*Prompt A*.
In the records, copy out the lines starting with the line that contains "436, 236, 457]" and going on through the line that contains "436, 378, 457]", substituting "GREEN-BLACK" for "GREEN-YELLOW" and leaving everything else as it is.

*Provided text*.

==*==

This translation has been made directly from the original Greek, Nestle's text being generally followed. In the English phrasing originality has been neither sought nor shunned. The translator owes much to “The Twentieth Century New Testament," Weymouth's "New Testament in Modern Speech," and Moffatt's “New Translation of the New Testament," and of course to the Revised Versions and the old King James Version. How freely he has departed from any and all of these a slight examination will show.

The ideal of a translator is to serve as a plate-glass window through which the man who does not read Greek will see in English just what he would see if he did read Greek. But the realization of this ideal is far from possible. Changing the figure, we may say that to translate from one language into another is like playing on the piano what was written for the violin. The fundamental melody may be faithfully reproduced, but many subtle effects which the composer intended are inevitably lost, and effects which he did not intend are added. The effort to reproduce Greek overtones has led to much unnatural straining of the English language in all of our versions.

==*==

*Items*.
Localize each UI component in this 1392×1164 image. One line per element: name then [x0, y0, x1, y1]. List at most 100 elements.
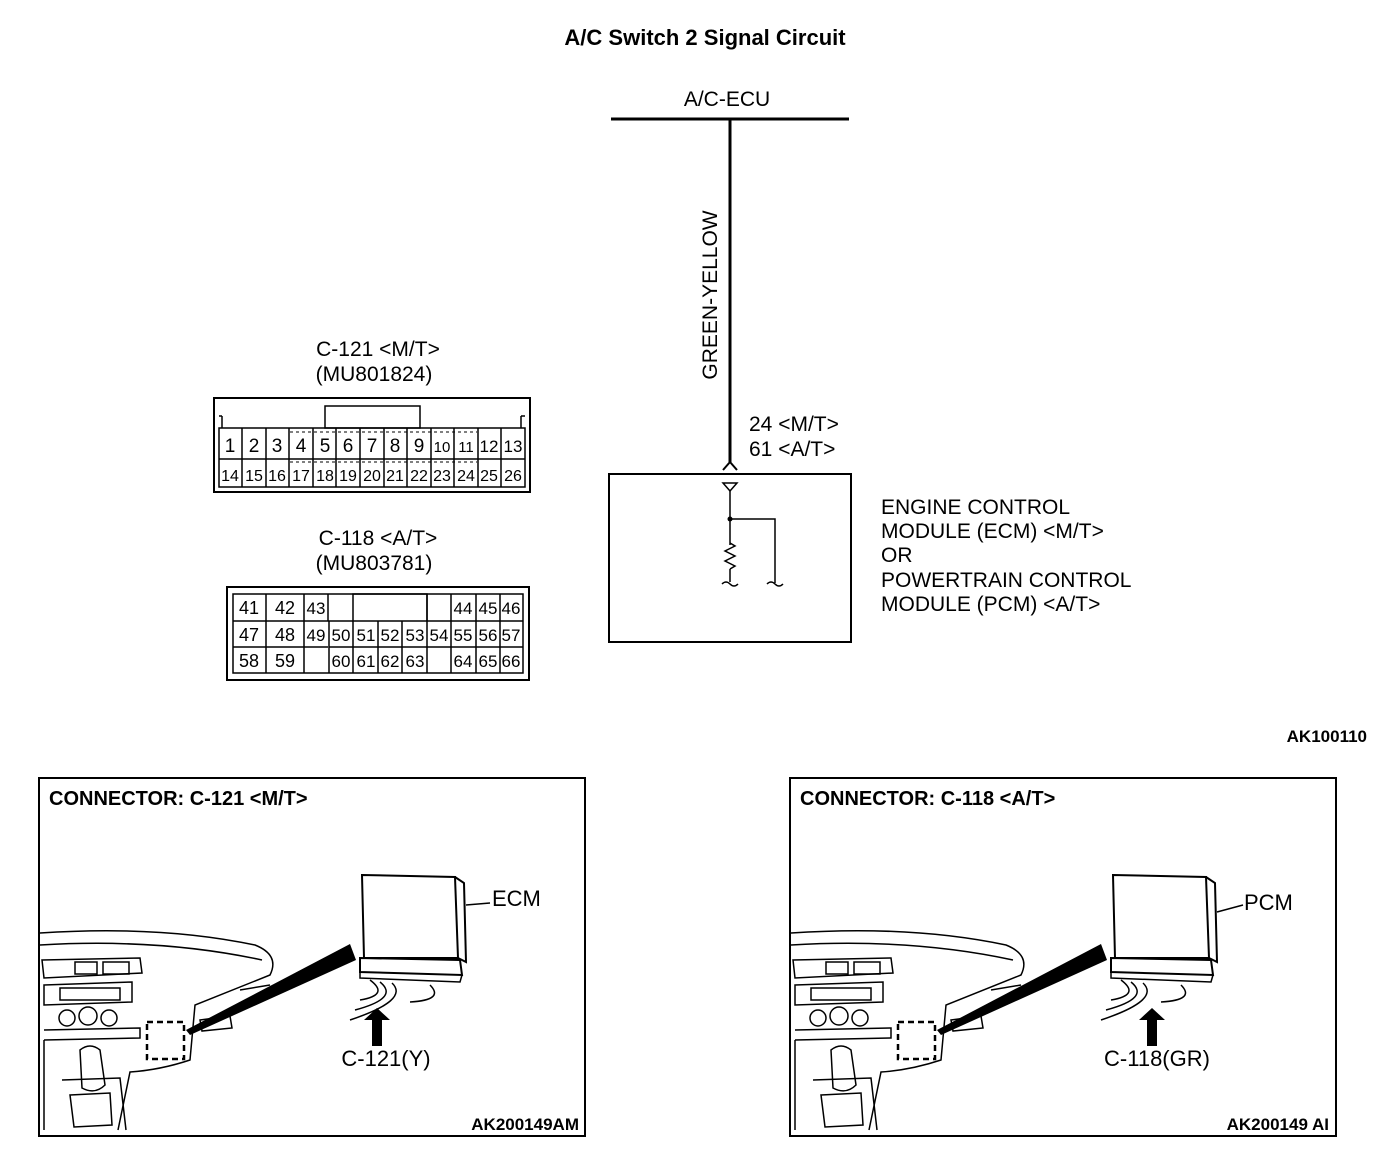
c121-pin: 1	[225, 436, 236, 457]
pcm-label: PCM	[1244, 890, 1293, 915]
figure-code-top: AK100110	[1287, 727, 1367, 746]
c121-pin: 17	[292, 468, 310, 485]
wire-color-label: GREEN-YELLOW	[699, 210, 722, 379]
c118-name: C-118 <A/T>	[319, 527, 438, 550]
c121-pin-row-2: 14 15 16 17 18 19 20 21 22 23 24 25 26	[221, 468, 522, 485]
c118-pin: 65	[479, 652, 498, 671]
connector-label: C-121(Y)	[341, 1046, 430, 1071]
c121-pin: 12	[480, 437, 499, 456]
c121-pin: 13	[504, 437, 523, 456]
c121-pin: 23	[433, 468, 451, 485]
c121-pin: 11	[458, 439, 474, 456]
c118-pin: 51	[357, 626, 376, 645]
continuation-mark-right	[766, 581, 784, 587]
module-branch-wire	[730, 518, 776, 583]
c118-pin: 41	[239, 598, 259, 618]
c118-pin-row-2: 47 48 49 50 51 52 53 54 55 56 57	[239, 625, 520, 645]
c118-pin: 57	[502, 626, 521, 645]
pcm-leader-line	[1216, 904, 1244, 913]
c121-pin: 5	[320, 436, 331, 457]
c118-pin: 55	[454, 626, 473, 645]
module-line-4: POWERTRAIN CONTROL	[881, 569, 1131, 592]
panel-c118-location: CONNECTOR: C-118 <A/T>	[789, 777, 1337, 1137]
module-line-2: MODULE (ECM) <M/T>	[881, 520, 1104, 543]
terminal-at-label: 61 <A/T>	[749, 438, 835, 461]
panel-code: AK200149AM	[471, 1115, 579, 1134]
terminal-mt-label: 24 <M/T>	[749, 413, 839, 436]
c118-pin: 45	[479, 599, 498, 618]
ecm-module-icon	[349, 873, 491, 1021]
c118-pin: 58	[239, 651, 259, 671]
resistor-icon	[723, 542, 737, 570]
c118-pin: 66	[502, 652, 521, 671]
pcm-module-icon	[1100, 873, 1244, 1021]
panel-heading: CONNECTOR: C-121 <M/T>	[49, 788, 308, 810]
c121-pin: 7	[367, 436, 378, 457]
c118-pin: 42	[275, 598, 295, 618]
c121-location-dashed-box	[145, 1020, 186, 1061]
module-box	[608, 473, 852, 643]
input-triangle	[721, 482, 739, 493]
c121-pin: 10	[434, 439, 451, 456]
diagram-title: A/C Switch 2 Signal Circuit	[564, 25, 846, 50]
c121-pin: 26	[504, 468, 522, 485]
c118-pin: 60	[332, 652, 351, 671]
ecm-label: ECM	[492, 886, 541, 911]
c118-pin: 49	[307, 626, 326, 645]
c118-location-dashed-box	[896, 1020, 937, 1061]
module-line-1: ENGINE CONTROL	[881, 496, 1070, 519]
c118-pin: 53	[406, 626, 425, 645]
c121-pin: 25	[480, 468, 498, 485]
c121-pin: 22	[410, 468, 428, 485]
panel-code: AK200149 AI	[1227, 1115, 1329, 1134]
c118-pin-row-1: 41 42 43 44 45 46	[239, 598, 520, 618]
c118-pin: 62	[381, 652, 400, 671]
c121-pin: 21	[386, 468, 404, 485]
c121-pin: 4	[296, 436, 307, 457]
c118-pin: 47	[239, 625, 259, 645]
c121-pin: 14	[221, 468, 239, 485]
c118-pin: 63	[406, 652, 425, 671]
c118-pin: 52	[381, 626, 400, 645]
c121-pin: 19	[339, 468, 357, 485]
c121-pin: 20	[363, 468, 381, 485]
panel-c121-location: CONNECTOR: C-121 <M/T>	[38, 777, 586, 1137]
c118-pin: 64	[454, 652, 473, 671]
c121-pin: 2	[249, 436, 260, 457]
dashboard-illustration	[790, 929, 1107, 1131]
up-arrow-icon	[1139, 1008, 1165, 1046]
c121-pin: 18	[316, 468, 334, 485]
c118-pin: 43	[307, 599, 326, 618]
module-line-5: MODULE (PCM) <A/T>	[881, 593, 1100, 616]
c118-pin: 56	[479, 626, 498, 645]
c121-connector-face	[213, 397, 531, 493]
connector-label: C-118(GR)	[1104, 1046, 1210, 1071]
c118-pin: 46	[502, 599, 521, 618]
c118-pin: 48	[275, 625, 295, 645]
c118-pin: 59	[275, 651, 295, 671]
c121-pin: 24	[457, 468, 475, 485]
c121-pin: 15	[245, 468, 263, 485]
ecm-leader-line	[465, 902, 491, 906]
c118-pin: 50	[332, 626, 351, 645]
up-arrow-icon	[364, 1008, 390, 1046]
c121-name: C-121 <M/T>	[316, 338, 440, 361]
c118-part-number: (MU803781)	[316, 552, 433, 575]
c118-pin: 54	[430, 626, 449, 645]
c121-pin: 3	[272, 436, 283, 457]
c121-pin-row-1: 1 2 3 4 5 6 7 8 9 10 11 12 13	[225, 436, 523, 457]
c118-pin-row-3: 58 59 60 61 62 63 64 65 66	[239, 651, 520, 671]
c118-pin: 61	[357, 652, 376, 671]
c121-pin: 8	[390, 436, 401, 457]
module-line-3: OR	[881, 544, 913, 567]
c121-pin: 16	[268, 468, 286, 485]
continuation-mark-left	[721, 581, 739, 587]
c118-connector-face	[226, 586, 530, 681]
panel-frame	[38, 777, 586, 1137]
c121-part-number: (MU801824)	[316, 363, 433, 386]
panel-frame	[789, 777, 1337, 1137]
c121-pin: 6	[343, 436, 354, 457]
dashboard-illustration	[39, 929, 356, 1131]
ecu-label: A/C-ECU	[684, 88, 770, 111]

==*==

*Prompt B*.
Continue the passage on translating the New Testament from the point where it stops.

*Result A*.
c121-pin: 1	[225, 436, 236, 457]
pcm-label: PCM	[1244, 890, 1293, 915]
figure-code-top: AK100110	[1287, 727, 1367, 746]
c121-pin: 17	[292, 468, 310, 485]
wire-color-label: GREEN-BLACK	[699, 210, 722, 379]
c118-name: C-118 <A/T>	[319, 527, 438, 550]
c121-pin-row-2: 14 15 16 17 18 19 20 21 22 23 24 25 26	[221, 468, 522, 485]
c118-pin: 65	[479, 652, 498, 671]
connector-label: C-121(Y)	[341, 1046, 430, 1071]
c121-pin: 12	[480, 437, 499, 456]
c121-pin: 13	[504, 437, 523, 456]
c121-pin: 23	[433, 468, 451, 485]
c121-pin: 11	[458, 439, 474, 456]
c118-pin: 51	[357, 626, 376, 645]
continuation-mark-right	[766, 581, 784, 587]
module-branch-wire	[730, 518, 776, 583]
c118-pin: 41	[239, 598, 259, 618]
c118-pin-row-2: 47 48 49 50 51 52 53 54 55 56 57	[239, 625, 520, 645]
c118-pin: 57	[502, 626, 521, 645]
pcm-leader-line	[1216, 904, 1244, 913]
c121-pin: 5	[320, 436, 331, 457]
c118-pin: 55	[454, 626, 473, 645]
module-line-4: POWERTRAIN CONTROL	[881, 569, 1131, 592]
panel-c118-location: CONNECTOR: C-118 <A/T>	[789, 777, 1337, 1137]
module-line-2: MODULE (ECM) <M/T>	[881, 520, 1104, 543]
terminal-at-label: 61 <A/T>	[749, 438, 835, 461]
panel-code: AK200149AM	[471, 1115, 579, 1134]
terminal-mt-label: 24 <M/T>	[749, 413, 839, 436]
c118-pin: 45	[479, 599, 498, 618]
ecm-module-icon	[349, 873, 491, 1021]
c118-pin: 58	[239, 651, 259, 671]
resistor-icon	[723, 542, 737, 570]
c118-pin: 66	[502, 652, 521, 671]
pcm-module-icon	[1100, 873, 1244, 1021]
panel-heading: CONNECTOR: C-121 <M/T>	[49, 788, 308, 810]
c121-pin: 7	[367, 436, 378, 457]

*Result B*.
No one knows better than a translator himself how far his work falls short of perfection, and how open it is to just criticism. Many defects spring from the very nature of what is attempted. No one can avoid them. But defects due to ignorance or oversight can be corrected in future editions, and the translator will be most grateful to have his attention called to them by any of his readers.

Proper names have been left as they are in the American Revised Version. Whimsical and haphazard changes in names are unscholarly in themselves and annoying to readers in the use of maps and works of reference.

Not only have English readers a right to have the New Testament in the very language which they are using to-day; they have a right to have it in an attractive form like that of the other books they are now reading. The wholly unnatural form in which it has been assumed hitherto that the New Testament must be published — its dim and crowded gray pages - must be held accountable for much of the neglect to read it. The present version enjoys the inestimable advantage of coming from a press whose name dear to readers — is a synonym for legibility and beauty.

The translator cannot close this preface without a personal word to the unknown readers who have been constantly in his mind. Although a lifelong student of the New Testament in Greek and English, these days spent in the consideration and expression of its thoughts, sentence by sentence, have brought to him a fresh and holy surprise. Often has he paused in the work to ejaculate with St. Peter, "Master, it is fine for us to be here!” With the hope that you in reading it may often share the same thrill of joy and wonder, this translation is affectionately offered.

W. G. BALLANTINE SPRINGFIELD, MASS.

January 1, 1923.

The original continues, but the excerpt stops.